What you will do
Each of the entries should be retyped precisely as it appears.

Exercise data
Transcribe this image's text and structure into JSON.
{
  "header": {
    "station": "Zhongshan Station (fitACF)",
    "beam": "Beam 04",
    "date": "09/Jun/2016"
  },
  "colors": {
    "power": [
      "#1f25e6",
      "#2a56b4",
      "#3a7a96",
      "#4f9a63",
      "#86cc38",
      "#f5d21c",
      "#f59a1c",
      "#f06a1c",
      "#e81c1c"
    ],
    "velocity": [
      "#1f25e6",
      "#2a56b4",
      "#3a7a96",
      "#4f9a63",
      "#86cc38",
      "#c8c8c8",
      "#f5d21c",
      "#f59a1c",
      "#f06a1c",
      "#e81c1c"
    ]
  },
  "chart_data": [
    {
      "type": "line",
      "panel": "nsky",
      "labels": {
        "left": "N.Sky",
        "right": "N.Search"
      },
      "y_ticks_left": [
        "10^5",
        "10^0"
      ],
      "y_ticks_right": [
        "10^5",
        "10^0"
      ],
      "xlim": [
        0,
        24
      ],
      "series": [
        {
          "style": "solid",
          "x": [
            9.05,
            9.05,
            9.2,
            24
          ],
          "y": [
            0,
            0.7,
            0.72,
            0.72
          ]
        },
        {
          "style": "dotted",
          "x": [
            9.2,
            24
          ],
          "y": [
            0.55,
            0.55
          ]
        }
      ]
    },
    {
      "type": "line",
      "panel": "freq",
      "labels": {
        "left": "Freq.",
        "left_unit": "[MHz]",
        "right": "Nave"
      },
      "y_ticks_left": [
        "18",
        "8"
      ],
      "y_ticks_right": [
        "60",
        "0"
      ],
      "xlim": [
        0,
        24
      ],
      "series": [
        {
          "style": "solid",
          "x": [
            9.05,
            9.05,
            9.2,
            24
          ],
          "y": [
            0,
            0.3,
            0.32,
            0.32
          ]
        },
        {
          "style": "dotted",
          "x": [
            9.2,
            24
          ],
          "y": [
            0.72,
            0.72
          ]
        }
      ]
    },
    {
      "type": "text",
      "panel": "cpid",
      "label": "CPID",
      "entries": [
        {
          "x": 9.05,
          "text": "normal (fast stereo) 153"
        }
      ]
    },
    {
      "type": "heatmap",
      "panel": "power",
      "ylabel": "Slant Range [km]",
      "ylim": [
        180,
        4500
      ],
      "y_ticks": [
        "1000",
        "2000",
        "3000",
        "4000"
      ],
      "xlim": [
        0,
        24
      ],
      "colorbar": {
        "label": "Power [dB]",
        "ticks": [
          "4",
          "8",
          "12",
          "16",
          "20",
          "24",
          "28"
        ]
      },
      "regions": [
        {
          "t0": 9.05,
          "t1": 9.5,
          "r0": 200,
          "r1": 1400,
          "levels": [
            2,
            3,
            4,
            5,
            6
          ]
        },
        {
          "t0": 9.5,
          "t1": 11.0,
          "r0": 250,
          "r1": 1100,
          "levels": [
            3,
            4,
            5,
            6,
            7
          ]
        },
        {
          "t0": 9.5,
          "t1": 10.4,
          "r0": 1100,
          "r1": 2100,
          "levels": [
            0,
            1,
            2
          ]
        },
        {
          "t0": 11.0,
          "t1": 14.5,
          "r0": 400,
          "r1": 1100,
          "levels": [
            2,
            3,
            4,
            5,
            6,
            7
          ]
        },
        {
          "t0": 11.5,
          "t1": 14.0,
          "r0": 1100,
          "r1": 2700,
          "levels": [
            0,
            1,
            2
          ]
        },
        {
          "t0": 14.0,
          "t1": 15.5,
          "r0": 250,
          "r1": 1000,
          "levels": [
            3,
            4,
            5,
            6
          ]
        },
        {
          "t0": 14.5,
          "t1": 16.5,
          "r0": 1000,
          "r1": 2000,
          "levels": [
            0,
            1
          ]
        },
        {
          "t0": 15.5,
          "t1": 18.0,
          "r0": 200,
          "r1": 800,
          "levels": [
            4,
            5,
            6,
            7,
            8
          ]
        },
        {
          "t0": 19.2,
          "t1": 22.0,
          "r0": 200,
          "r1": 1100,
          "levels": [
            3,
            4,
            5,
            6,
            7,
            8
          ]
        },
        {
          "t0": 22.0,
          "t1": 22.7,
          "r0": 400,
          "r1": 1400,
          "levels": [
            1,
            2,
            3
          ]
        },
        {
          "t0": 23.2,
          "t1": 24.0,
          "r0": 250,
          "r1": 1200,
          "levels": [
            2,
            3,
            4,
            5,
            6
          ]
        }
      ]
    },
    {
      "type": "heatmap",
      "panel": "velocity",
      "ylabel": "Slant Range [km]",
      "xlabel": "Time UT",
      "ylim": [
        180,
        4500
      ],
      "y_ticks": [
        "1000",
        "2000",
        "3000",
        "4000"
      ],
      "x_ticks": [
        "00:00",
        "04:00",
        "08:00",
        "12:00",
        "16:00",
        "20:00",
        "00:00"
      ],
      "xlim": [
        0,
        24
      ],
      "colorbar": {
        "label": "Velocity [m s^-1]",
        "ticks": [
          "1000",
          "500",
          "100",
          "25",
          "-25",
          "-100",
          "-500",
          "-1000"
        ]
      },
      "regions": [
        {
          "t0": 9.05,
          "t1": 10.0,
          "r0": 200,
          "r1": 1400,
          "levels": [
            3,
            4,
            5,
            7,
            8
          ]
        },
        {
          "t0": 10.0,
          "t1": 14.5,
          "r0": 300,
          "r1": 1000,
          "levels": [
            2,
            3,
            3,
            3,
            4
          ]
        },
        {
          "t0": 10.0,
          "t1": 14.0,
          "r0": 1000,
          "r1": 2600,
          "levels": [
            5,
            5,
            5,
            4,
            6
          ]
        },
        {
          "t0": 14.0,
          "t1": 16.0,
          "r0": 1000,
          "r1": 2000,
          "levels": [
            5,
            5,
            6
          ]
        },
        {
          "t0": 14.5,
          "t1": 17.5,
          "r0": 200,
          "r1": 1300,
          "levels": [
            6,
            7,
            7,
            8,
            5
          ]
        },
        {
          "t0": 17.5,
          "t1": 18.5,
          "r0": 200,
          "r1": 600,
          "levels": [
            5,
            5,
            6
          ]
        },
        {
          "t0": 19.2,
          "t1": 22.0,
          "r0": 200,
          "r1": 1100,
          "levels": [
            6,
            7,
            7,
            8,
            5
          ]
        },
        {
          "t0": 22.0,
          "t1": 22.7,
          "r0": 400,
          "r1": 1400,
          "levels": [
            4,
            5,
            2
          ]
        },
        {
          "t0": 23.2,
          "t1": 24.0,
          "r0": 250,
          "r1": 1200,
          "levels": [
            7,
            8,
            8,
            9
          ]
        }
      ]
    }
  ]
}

Task response
Transcribe this image's text and structure into JSON.
{
  "header": {
    "station": "Zhongshan Station (fitACF)",
    "beam": "Beam 04",
    "date": "09/Jun/2016"
  },
  "colors": {
    "power": [
      "#1f25e6",
      "#2a56b4",
      "#3a7a96",
      "#4f9a63",
      "#86cc38",
      "#f5d21c",
      "#f59a1c",
      "#f06a1c",
      "#e81c1c"
    ],
    "velocity": [
      "#1f25e6",
      "#2a56b4",
      "#3a7a96",
      "#4f9a63",
      "#86cc38",
      "#c8c8c8",
      "#f5d21c",
      "#f59a1c",
      "#f06a1c",
      "#e81c1c"
    ]
  },
  "chart_data": [
    {
      "type": "line",
      "panel": "nsky",
      "labels": {
        "left": "N.Sky",
        "right": "N.Search"
      },
      "y_ticks_left": [
        "10^5",
        "10^0"
      ],
      "y_ticks_right": [
        "10^5",
        "10^0"
      ],
      "xlim": [
        0,
        24
      ],
      "series": [
        {
          "style": "solid",
          "x": [
            9.05,
            9.05,
            9.2,
            24
          ],
          "y": [
            0,
            0.7,
            0.72,
            0.72
          ]
        },
        {
          "style": "dotted",
          "x": [
            9.2,
            24
          ],
          "y": [
            0.55,
            0.55
          ]
        }
      ]
    },
    {
      "type": "line",
      "panel": "freq",
      "labels": {
        "left": "Freq.",
        "left_unit": "[MHz]",
        "right": "Nave"
      },
      "y_ticks_left": [
        "18",
        "8"
      ],
      "y_ticks_right": [
        "60",
        "0"
      ],
      "xlim": [
        0,
        24
      ],
      "series": [
        {
          "style": "solid",
          "x": [
            9.05,
            9.05,
            9.2,
            24
          ],
          "y": [
            0,
            0.3,
            0.32,
            0.32
          ]
        },
        {
          "style": "dotted",
          "x": [
            9.2,
            24
          ],
          "y": [
            0.72,
            0.72
          ]
        }
      ]
    },
    {
      "type": "text",
      "panel": "cpid",
      "label": "CPID",
      "entries": [
        {
          "x": 9.05,
          "text": "normal (fast stereo) 153"
        }
      ]
    },
    {
      "type": "heatmap",
      "panel": "power",
      "ylabel": "Slant Range [km]",
      "ylim": [
        180,
        4500
      ],
      "y_ticks": [
        "1000",
        "2000",
        "3000",
        "4000"
      ],
      "xlim": [
        0,
        24
      ],
      "colorbar": {
        "label": "Power [dB]",
        "ticks": [
          "4",
          "8",
          "12",
          "16",
          "20",
          "24",
          "28"
        ]
      },
      "regions": [
        {
          "t0": 9.05,
          "t1": 9.5,
          "r0": 200,
          "r1": 1400,
          "levels": [
            2,
            3,
            4,
            5,
            6
          ]
        },
        {
          "t0": 9.5,
          "t1": 11.0,
          "r0": 250,
          "r1": 1100,
          "levels": [
            3,
            4,
            5,
            6,
            7
          ]
        },
        {
          "t0": 9.5,
          "t1": 10.4,
          "r0": 1100,
          "r1": 2100,
          "levels": [
            0,
            1,
            2
          ]
        },
        {
          "t0": 11.0,
          "t1": 14.5,
          "r0": 400,
          "r1": 1100,
          "levels": [
            2,
            3,
            4,
            5,
            6,
            7
          ]
        },
        {
          "t0": 11.5,
          "t1": 14.0,
          "r0": 1100,
          "r1": 2700,
          "levels": [
            0,
            1,
            2
          ]
        },
        {
          "t0": 14.0,
          "t1": 15.5,
          "r0": 250,
          "r1": 1000,
          "levels": [
            3,
            4,
            5,
            6
          ]
        },
        {
          "t0": 14.5,
          "t1": 16.5,
          "r0": 1000,
          "r1": 2000,
          "levels": [
            0,
            1
          ]
        },
        {
          "t0": 15.5,
          "t1": 18.0,
          "r0": 200,
          "r1": 800,
          "levels": [
            4,
            5,
            6,
            7,
            8
          ]
        },
        {
          "t0": 19.2,
          "t1": 22.0,
          "r0": 200,
          "r1": 1100,
          "levels": [
            3,
            4,
            5,
            6,
            7,
            8
          ]
        },
        {
          "t0": 22.0,
          "t1": 22.7,
          "r0": 400,
          "r1": 1400,
          "levels": [
            1,
            2,
            3
          ]
        },
        {
          "t0": 23.2,
          "t1": 24.0,
          "r0": 250,
          "r1": 1200,
          "levels": [
            2,
            3,
            4,
            5,
            6
          ]
        }
      ]
    },
    {
      "type": "heatmap",
      "panel": "velocity",
      "ylabel": "Slant Range [km]",
      "xlabel": "Time UT",
      "ylim": [
        180,
        4500
      ],
      "y_ticks": [
        "1000",
        "2000",
        "3000",
        "4000"
      ],
      "x_ticks": [
        "00:00",
        "04:00",
        "08:00",
        "12:00",
        "16:00",
        "20:00",
        "00:00"
      ],
      "xlim": [
        0,
        24
      ],
      "colorbar": {
        "label": "Velocity [m s^-1]",
        "ticks": [
          "1000",
          "500",
          "100",
          "25",
          "-25",
          "-100",
          "-500",
          "-1000"
        ]
      },
      "regions": [
        {
          "t0": 9.05,
          "t1": 10.0,
          "r0": 200,
          "r1": 1400,
          "levels": [
            3,
            4,
            5,
            7,
            8
          ]
        },
        {
          "t0": 10.0,
          "t1": 14.5,
          "r0": 300,
          "r1": 1000,
          "levels": [
            2,
            3,
            3,
            3,
            4
          ]
        },
        {
          "t0": 10.0,
          "t1": 14.0,
          "r0": 1000,
          "r1": 2600,
          "levels": [
            5,
            5,
            5,
            4,
            6
          ]
        },
        {
          "t0": 14.0,
          "t1": 16.0,
          "r0": 1000,
          "r1": 2000,
          "levels": [
            5,
            5,
            6
          ]
        },
        {
          "t0": 14.5,
          "t1": 17.5,
          "r0": 200,
          "r1": 1300,
          "levels": [
            6,
            7,
            7,
            8,
            5
          ]
        },
        {
          "t0": 17.5,
          "t1": 18.5,
          "r0": 200,
          "r1": 600,
          "levels": [
            5,
            5,
            6
          ]
        },
        {
          "t0": 19.2,
          "t1": 22.0,
          "r0": 200,
          "r1": 1100,
          "levels": [
            6,
            7,
            7,
            8,
            5
          ]
        },
        {
          "t0": 22.0,
          "t1": 22.7,
          "r0": 400,
          "r1": 1400,
          "levels": [
            4,
            5,
            2
          ]
        },
        {
          "t0": 23.2,
          "t1": 24.0,
          "r0": 250,
          "r1": 1200,
          "levels": [
            7,
            8,
            8,
            9
          ]
        }
      ]
    }
  ]
}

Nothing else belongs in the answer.